### PROBLEM A:
In the forum thread, swap "leaderboard" for "rankings" and rewrite the text between "In the graph" and "decoding be used?", inclusive.
### PROBLEM B:
Answer these questions about the forum thread:
(i) Which model does jadbox say is punching above its weight?
(ii) Which two models does timxtokyo ask to have added as LLM providers?
(iii) According to khurdula, what effect did structured decoding have on the quality of the output?
### PROBLEM C:
Translate this sentence from the forum thread into Spanish: "We saw that structured decoding didn't make a difference in the quality of the output."

### PASSAGE:
------------------------------------
  Check out the "The JSON-pass vs Value-Accuracy gap" section in the blog. That was an eye opener.
  While most models were great at producing JSON schema, they were pretty bad at producing accurate values.
  In the graph you'll is almost a 20%-30% drop between the JSON schema pass vs the value accuracy.
timxtokyo 6 days ago ago
Would it be possible to add llm provider from glm5.1, minimax2.1? Those latest model have their parameters change significantly compare to previous gen
[-]
- khurdula 5 days ago ago
  We're updating our leaderboard with these model scores, should be out soon :D
jadbox 6 days ago ago
Wow, Qwen3.5-35B is absolutely punching above its weight. Perhaps it's the best/cheapest model for just JSON operations?
[-]
- khurdula 5 days ago ago
  We do love Qwen! It can be an easy choice when confused looking at this leaderboard.
broyojo 6 days ago ago
hmm why can't structured decoding be used?
[-]
- khurdula 6 days ago ago
  We saw that structured decoding didn't make a difference in the quality of the output.
------------------------------------
### RECORDED DATA:

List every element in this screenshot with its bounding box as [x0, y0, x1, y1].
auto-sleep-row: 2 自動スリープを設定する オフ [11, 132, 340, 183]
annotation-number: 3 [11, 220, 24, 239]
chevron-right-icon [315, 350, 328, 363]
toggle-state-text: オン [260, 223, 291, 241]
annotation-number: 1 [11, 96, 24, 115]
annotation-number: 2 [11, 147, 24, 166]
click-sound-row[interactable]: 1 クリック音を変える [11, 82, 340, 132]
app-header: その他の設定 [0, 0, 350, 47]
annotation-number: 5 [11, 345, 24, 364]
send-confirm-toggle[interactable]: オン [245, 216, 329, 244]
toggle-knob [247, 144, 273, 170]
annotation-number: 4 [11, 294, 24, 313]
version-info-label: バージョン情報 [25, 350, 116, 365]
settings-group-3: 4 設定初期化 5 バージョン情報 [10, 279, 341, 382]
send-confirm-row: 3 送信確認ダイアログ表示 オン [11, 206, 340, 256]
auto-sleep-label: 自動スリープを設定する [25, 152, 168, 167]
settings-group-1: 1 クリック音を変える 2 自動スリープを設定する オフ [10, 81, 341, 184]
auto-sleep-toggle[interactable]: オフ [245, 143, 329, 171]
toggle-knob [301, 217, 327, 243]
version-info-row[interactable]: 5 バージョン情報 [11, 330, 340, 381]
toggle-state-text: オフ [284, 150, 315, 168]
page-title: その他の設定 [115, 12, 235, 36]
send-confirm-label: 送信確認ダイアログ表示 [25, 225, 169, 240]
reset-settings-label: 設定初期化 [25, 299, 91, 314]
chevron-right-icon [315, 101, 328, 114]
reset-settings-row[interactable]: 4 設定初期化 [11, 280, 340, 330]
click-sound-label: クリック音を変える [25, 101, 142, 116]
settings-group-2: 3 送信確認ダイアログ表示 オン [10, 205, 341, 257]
------------------------------------
### RESPONSE AREA A:
In the graph you'll is almost a 20%-30% drop between the JSON schema pass vs the value accuracy.
timxtokyo 6 days ago ago
Would it be possible to add llm provider from glm5.1, minimax2.1? Those latest model have their parameters change significantly compare to previous gen
[-]
- khurdula 5 days ago ago
  We're updating our rankings with these model scores, should be out soon :D
jadbox 6 days ago ago
Wow, Qwen3.5-35B is absolutely punching above its weight. Perhaps it's the best/cheapest model for just JSON operations?
[-]
- khurdula 5 days ago ago
  We do love Qwen! It can be an easy choice when confused looking at this rankings.
broyojo 6 days ago ago
hmm why can't structured decoding be used?

### RESPONSE AREA B:
(i) Qwen3.5-35B
(ii) glm5.1 and minimax2.1
(iii) It made no difference.

### RESPONSE AREA C:
Vimos que la decodificación estructurada no marcaba ninguna diferencia en la calidad de la salida.